# Data entries

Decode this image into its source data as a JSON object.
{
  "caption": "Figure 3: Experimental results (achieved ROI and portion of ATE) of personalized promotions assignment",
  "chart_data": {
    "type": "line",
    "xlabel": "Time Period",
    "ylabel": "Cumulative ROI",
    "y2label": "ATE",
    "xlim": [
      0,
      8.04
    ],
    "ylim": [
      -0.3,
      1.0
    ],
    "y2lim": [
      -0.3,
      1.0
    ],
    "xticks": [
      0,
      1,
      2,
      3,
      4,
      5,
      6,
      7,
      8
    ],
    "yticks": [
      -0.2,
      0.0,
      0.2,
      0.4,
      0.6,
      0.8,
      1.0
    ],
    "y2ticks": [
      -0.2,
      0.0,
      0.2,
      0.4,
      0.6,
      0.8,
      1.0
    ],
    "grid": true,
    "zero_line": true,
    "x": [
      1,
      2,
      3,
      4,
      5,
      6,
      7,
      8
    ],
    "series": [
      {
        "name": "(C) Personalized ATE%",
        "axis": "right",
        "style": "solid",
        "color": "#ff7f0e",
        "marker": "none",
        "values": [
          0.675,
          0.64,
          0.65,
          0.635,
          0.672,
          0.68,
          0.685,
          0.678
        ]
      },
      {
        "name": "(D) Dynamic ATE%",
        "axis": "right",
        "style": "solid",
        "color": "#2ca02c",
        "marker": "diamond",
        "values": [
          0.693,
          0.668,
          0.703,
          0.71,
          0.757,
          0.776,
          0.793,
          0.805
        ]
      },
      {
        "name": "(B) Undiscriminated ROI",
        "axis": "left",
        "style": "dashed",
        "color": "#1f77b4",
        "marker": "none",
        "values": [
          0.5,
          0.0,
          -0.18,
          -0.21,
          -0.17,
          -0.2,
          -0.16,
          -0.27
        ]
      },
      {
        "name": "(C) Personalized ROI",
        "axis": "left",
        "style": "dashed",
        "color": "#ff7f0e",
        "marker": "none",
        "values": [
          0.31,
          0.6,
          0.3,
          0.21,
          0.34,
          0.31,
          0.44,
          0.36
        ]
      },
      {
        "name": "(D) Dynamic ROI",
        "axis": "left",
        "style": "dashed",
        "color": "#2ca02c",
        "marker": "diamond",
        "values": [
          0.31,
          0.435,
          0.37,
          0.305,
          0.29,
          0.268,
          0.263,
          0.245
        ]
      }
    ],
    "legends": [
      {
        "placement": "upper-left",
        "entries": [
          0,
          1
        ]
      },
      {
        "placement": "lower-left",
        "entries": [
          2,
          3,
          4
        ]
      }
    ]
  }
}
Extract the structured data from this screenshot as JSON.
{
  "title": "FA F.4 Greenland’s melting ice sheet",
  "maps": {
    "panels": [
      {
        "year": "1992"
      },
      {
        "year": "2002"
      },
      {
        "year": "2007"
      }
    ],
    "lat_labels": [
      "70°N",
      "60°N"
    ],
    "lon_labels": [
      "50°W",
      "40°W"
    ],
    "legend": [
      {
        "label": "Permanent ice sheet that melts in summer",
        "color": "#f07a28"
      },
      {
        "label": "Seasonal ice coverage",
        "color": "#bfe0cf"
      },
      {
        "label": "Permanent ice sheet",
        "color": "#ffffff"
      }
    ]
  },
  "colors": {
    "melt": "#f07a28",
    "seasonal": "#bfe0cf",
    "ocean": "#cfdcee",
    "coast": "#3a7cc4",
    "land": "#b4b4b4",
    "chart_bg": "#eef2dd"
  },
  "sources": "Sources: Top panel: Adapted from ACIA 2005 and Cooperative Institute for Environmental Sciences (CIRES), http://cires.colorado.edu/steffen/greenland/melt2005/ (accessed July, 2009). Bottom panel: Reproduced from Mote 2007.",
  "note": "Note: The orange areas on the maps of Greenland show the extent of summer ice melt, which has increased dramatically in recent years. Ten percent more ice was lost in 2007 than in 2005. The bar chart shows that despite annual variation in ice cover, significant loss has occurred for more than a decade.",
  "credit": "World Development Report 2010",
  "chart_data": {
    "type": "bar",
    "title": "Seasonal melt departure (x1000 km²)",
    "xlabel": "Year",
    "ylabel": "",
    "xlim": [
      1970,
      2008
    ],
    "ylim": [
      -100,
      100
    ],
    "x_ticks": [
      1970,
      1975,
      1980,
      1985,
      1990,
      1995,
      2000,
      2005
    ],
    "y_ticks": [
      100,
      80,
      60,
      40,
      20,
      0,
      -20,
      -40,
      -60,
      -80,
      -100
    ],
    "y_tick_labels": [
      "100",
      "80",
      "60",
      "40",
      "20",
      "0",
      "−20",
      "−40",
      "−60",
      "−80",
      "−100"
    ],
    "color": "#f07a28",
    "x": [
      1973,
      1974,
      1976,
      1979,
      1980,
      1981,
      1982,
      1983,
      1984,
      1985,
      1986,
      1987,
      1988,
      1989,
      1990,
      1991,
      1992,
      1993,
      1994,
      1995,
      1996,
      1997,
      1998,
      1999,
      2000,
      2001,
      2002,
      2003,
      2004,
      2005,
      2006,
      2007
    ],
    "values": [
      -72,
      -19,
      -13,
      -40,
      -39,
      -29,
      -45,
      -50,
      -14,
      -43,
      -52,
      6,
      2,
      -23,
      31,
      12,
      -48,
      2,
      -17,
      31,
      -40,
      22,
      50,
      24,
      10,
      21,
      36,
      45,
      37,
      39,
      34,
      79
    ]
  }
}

# Short task
Review the material and copy each line in which the word "Permanent" appears.

# Reply to the task
        "label": "Permanent ice sheet that melts in summer",
        "label": "Permanent ice sheet",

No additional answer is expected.